::: Selected extract
Strategic choices are the formulation of a future strategy and the methods by which the strategy could be pursued. Finally, implementation of strategy is making sure that the chosen strategies work in practice (development of control systems). Strategic management is an ongoing process, not an event that once done can be forgotten for a while (Thompson and Strickland 2004; Stettinius et al 2005, Goldman and Nieuwenhuizen 2006). The firm will need to adapt its strategy according to the reaction of competitors.

Thompson and Strickland (2004) indicate that the firm is obliged to re-evaluate strategy as often as needed in order to match the changing internal and external environment of the organization. Managers have ever present responsibilities to detect issues, track progress, monitor customer change and make necessary adjustments. Johnson et al (2009) confirm that the term strategic management underlines the importance of managers regarding the strategy. A successful implementation of the strategic management process allows the growth and development of an organization.

Strategic management is thus crucial for the future. People usually think that strategy and creativity are opposite. However, they are much more similar than expected. “Creativity, among other things, is the ability to challenge assumptions, recognize patterns, see in new ways, make connections, take risks, and seize upon chance. ” (Herrmann 1996, cited in Vidal 2004, p. 408). In other words, creativity requires knowledge, imagination and permits to establish, as Grant (2010) explains, a meaningful connection between concepts that had not previously been related.
::::::
::: Collected material
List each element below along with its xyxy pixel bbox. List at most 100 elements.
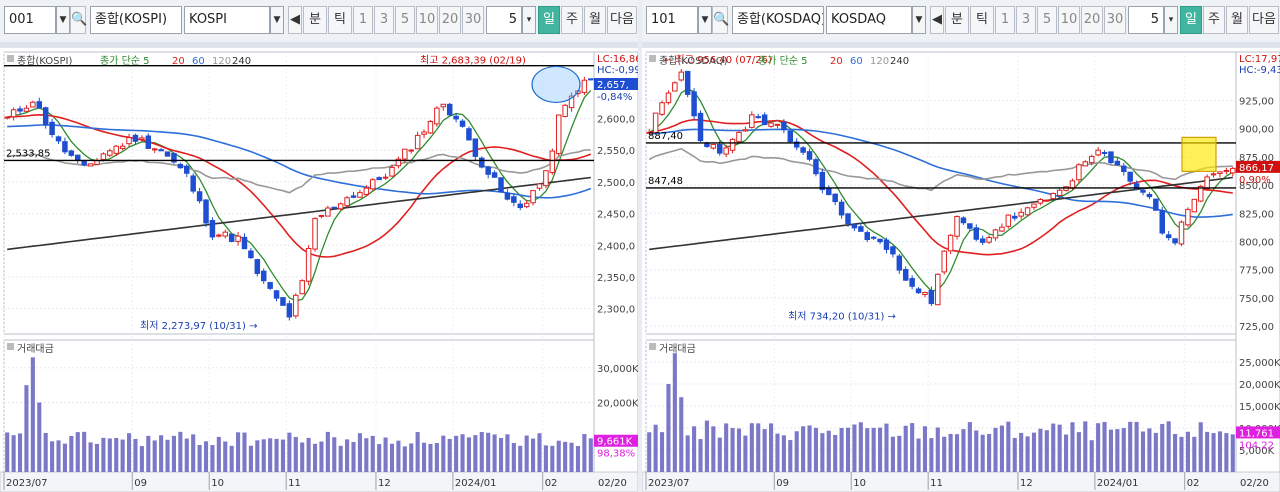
::::::
**Parts of the exercise**.
a – In the passage on strategic management, list every ability that the quoted definition of creativity includes.
b – Continue the passage on strategic management from its last sentence.
The listing is not needed for this work.

**The results**.
a –
- challenge assumptions
- recognize patterns
- see in new ways
- make connections
- take risks
- seize upon chance

b –
The basic idea is that something is creative if it is novel and useful (Bilton and Cummings 2010, Vidal 2004). Torrance, also known as the “father of creativity”, saw creativity as a process and he believed that each person is creative (Kyung Hee Kim, 2006). The creative process is not a mechanical and rational rule for solving a problem but it is an intuitive approach that can lead to a new idea, product, or process (Vidal 2004). This requires that an individual (or a group) dares to go into the unknown and change.

The creative process can be the source of small creative leaps as well as huge changes. Plsek (1996) asserts that one of the first models of the creative process comes from Graham Wallas. His model includes four phases: Preparation (observation, definition of problem, and study), Incubation (do not think about the problem for a while), Illumination (a new idea finally emerges) and Verification. This creative process is reminiscent of the components of the strategic management process described in the first part of this essay.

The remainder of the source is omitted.